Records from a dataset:

**********

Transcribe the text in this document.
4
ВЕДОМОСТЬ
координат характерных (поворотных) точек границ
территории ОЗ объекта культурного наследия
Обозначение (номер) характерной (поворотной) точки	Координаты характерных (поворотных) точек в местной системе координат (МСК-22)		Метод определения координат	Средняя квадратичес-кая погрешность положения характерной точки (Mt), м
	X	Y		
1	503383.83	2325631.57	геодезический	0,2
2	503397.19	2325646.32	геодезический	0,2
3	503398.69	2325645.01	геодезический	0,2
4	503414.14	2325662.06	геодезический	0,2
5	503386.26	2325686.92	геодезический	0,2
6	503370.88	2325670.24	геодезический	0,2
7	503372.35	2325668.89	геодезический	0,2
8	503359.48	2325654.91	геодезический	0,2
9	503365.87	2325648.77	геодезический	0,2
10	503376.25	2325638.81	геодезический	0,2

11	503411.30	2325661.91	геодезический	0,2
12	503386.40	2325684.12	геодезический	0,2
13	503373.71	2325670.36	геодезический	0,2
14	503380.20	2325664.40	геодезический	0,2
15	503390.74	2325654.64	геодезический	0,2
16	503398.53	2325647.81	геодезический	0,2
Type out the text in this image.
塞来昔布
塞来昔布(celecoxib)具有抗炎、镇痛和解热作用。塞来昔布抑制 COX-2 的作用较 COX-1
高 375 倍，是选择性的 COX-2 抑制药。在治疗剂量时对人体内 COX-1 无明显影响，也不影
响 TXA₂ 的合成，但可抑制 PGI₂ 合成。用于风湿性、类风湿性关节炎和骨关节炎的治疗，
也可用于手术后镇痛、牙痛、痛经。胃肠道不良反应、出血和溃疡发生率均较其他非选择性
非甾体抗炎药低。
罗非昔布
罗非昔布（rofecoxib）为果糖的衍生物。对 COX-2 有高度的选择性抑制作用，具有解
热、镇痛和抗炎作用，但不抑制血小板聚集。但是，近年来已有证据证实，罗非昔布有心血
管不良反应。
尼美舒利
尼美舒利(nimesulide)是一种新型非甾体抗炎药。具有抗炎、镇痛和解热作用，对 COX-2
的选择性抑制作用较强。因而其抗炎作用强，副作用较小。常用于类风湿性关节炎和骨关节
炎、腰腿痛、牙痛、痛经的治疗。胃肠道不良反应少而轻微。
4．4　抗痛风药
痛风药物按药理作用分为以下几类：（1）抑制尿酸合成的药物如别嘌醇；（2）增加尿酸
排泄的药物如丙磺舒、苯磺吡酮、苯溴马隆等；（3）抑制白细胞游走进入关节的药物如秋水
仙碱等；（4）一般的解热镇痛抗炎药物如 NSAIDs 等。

**********

▸ **Exercise goal**
Select the lines that carry the string "координат" and copy them.

▸ **Solution to this task**
координат характерных (поворотных) точек границ
Обозначение (номер) характерной (поворотной) точки	Координаты характерных (поворотных) точек в местной системе координат (МСК-22)		Метод определения координат	Средняя квадратичес-кая погрешность положения характерной точки (Mt), м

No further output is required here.